Reading passage Block Start
I have a class which needs random numbers in a couple of different member methods. I'm using C++11 and I think it is not feasible to newly create a random number generator in each method.

Is it possible to share the random number generator across the class by making it a member attribute of the class or maybe a typedef, while still ensuring good randomness ?

How would I does this, maybe you can point me to a small example? Where should I set the seed for the random engine, I want to use a Mersenne twister engine with different types of distributions ( normal & uniform ).

Engines and distributions are values and can be members just like other objects with value types.

You should seed the engine when it is created, which means, if it's a member, when your object is constructed. My example uses an in-class initializer with random_device to seed the engine by default. It also allows the seed to be specified, for reproducible, testable results.

I would avoid exposing too much of the implementation details, such as providing a more complete interface for interacting with the engine, as that breaks encapsulation. These should be internal, hidden details of the implementation.
Reading passage Block End
Data section Block Start
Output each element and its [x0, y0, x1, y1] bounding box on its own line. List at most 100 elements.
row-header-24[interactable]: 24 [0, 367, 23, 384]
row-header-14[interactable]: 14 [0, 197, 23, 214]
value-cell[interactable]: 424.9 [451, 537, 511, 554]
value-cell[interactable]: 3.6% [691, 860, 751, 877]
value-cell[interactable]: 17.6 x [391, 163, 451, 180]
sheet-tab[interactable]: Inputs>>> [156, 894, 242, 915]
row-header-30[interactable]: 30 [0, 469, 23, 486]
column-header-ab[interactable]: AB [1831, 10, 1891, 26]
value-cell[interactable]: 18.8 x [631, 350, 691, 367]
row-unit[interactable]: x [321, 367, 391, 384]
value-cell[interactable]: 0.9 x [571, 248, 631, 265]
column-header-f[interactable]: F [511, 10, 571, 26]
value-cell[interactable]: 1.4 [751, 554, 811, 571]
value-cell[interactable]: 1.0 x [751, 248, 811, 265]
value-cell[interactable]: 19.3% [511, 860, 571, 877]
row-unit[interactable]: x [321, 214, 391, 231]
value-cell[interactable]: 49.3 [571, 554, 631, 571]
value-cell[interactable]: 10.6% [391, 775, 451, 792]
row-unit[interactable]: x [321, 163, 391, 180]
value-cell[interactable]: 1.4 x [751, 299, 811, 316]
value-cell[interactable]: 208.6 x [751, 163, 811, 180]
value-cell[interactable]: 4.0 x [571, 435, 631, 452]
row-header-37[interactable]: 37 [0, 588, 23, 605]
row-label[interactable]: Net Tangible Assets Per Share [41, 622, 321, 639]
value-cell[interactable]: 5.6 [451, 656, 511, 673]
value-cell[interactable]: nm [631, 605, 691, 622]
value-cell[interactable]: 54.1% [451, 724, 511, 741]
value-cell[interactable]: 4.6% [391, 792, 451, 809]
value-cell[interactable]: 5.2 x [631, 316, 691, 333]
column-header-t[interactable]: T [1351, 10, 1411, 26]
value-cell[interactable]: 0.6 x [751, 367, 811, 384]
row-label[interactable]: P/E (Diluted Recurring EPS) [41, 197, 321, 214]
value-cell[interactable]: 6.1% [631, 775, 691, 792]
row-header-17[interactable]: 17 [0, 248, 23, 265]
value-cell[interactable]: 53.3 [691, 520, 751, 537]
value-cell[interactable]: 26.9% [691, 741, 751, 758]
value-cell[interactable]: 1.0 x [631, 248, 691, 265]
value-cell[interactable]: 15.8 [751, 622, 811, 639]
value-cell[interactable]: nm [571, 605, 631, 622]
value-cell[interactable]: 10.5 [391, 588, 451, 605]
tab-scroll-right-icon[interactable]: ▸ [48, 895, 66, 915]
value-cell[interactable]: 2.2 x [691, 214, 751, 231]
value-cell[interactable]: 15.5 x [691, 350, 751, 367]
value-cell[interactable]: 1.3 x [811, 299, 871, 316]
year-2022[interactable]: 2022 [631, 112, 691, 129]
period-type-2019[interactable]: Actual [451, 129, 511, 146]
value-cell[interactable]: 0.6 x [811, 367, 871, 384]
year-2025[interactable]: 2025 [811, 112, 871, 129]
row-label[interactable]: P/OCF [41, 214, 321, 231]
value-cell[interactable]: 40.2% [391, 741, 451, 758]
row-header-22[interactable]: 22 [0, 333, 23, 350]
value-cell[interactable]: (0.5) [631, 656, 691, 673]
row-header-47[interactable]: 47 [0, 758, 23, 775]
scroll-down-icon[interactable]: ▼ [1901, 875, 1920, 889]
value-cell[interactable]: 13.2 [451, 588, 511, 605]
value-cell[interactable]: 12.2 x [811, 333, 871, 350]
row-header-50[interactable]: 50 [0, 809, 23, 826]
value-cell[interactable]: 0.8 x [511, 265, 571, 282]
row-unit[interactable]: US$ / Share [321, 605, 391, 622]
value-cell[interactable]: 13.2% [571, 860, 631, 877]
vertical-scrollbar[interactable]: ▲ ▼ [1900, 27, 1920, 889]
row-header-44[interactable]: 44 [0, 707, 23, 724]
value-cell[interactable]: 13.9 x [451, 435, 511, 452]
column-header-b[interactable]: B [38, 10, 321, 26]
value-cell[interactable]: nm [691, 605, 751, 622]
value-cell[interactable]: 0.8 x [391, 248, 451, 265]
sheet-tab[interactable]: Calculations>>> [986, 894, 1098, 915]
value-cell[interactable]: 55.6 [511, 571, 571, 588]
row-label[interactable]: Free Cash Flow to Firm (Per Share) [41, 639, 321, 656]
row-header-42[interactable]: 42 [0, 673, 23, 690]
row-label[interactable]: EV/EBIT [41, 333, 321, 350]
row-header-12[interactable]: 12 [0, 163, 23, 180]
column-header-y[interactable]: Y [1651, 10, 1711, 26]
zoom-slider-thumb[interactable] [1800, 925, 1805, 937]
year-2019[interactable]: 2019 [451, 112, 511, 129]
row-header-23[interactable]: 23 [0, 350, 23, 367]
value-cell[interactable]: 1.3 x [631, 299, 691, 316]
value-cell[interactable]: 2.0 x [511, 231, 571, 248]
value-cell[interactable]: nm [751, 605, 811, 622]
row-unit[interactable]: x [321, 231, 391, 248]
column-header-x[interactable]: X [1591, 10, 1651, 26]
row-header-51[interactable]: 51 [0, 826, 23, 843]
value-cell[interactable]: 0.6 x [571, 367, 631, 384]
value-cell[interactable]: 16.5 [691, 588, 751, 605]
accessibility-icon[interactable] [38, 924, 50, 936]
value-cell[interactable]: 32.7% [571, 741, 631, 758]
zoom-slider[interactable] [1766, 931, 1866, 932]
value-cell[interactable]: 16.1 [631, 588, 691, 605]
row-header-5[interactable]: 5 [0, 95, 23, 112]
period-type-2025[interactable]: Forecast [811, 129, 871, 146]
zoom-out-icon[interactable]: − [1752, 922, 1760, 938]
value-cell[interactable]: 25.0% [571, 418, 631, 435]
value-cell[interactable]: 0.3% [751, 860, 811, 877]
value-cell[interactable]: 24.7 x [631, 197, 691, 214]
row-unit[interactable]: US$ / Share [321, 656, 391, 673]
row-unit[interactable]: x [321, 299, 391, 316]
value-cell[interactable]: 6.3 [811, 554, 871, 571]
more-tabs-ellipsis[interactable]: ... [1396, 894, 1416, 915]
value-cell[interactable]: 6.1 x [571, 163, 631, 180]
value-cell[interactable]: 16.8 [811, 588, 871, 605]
Data section Block End
• What you will do:
a. Based on the passage above about sharing a random number generator in a C++ class, decide whether each statement agrees with it. Answer yes or no, and quote the words from the passage that decide it.
(i) The asker wants to use a Mersenne twister engine.
(ii) The reply says the engine should be seeded each time a member method is called.
(iii) The reply recommends giving the class a more complete interface for interacting with the engine.
b. Answer these questions from the passage above on random number generators in a C++ class:
(i) Which version of C++ is the asker using?
(ii) What does the example use to seed the engine by default?
(iii) According to the reply, why does the example allow the seed to be specified?
c. Write the next part of the passage on sharing a random number generator across a C++ class, starting right after its final sentence.

• Per-task outputs:
a.
(i) Yes: "I want to use a Mersenne twister engine with different types of distributions ( normal & uniform )."
(ii) No: "You should seed the engine when it is created, which means, if it's a member, when your object is constructed."
(iii) No: "I would avoid exposing too much of the implementation details, such as providing a more complete interface for interacting with the engine, as that breaks encapsulation."

b.
(i) C++11.
(ii) An in-class initializer with random_device.
(iii) For reproducible, testable results.

c.
std::mt19937 make_seeded_engine() {
    std::random_device r;
    std::seed_seq seed{r(), r(), r(), r(), r(), r(), r(), r()};
    return std::mt19937(seed);
}

struct Foo {
    std::mt19937 eng = make_seeded_engine();
    std::uniform_int_distribution<> dist1 {1, 20};
    std::uniform_real_distribution<> dist2 {0.0, 100.0};

    Foo() = default;

    template<typename SeedSeq>
    Foo(SeedSeq &&seed) : eng(seed) {}

    int bar() {
        return dist1(eng);
    }

    double baz() {
        return dist2(eng);
    }    
};

You need to at least store the engine between usages, because the guarantees for a random sequence to be uniformly distributed only hold for sequences of repeated calls to the same engine object. There's no guarantee about a sequence produced by using different engines.

And in fact the same is true of distributions, although I don't know of implementations where creating a new distribution each time would actually produce incorrect results (there are implementations where distributions cache values for various reasons, however, so creating distributions every time could perform worse and produce a different sequence).

For example, the common algorithm for computing a normal distribution produces two values at once. Implementations of `std::normal_distribution do this and cache the second value to use every other call. The following program exhibits this.

#include <iostream>
#include <random>

int main() {
    typedef std::mt19937 Engine;
    typedef std::normal_distribution<> Distribution;
    Engine eng(1);
    Distribution dist;

    for (int i=0; i<10; ++i)
        std::cout << dist(eng) << ' ';
    std::cout << '\n';

    eng.seed(1);
    for (int i=0; i<10; ++i)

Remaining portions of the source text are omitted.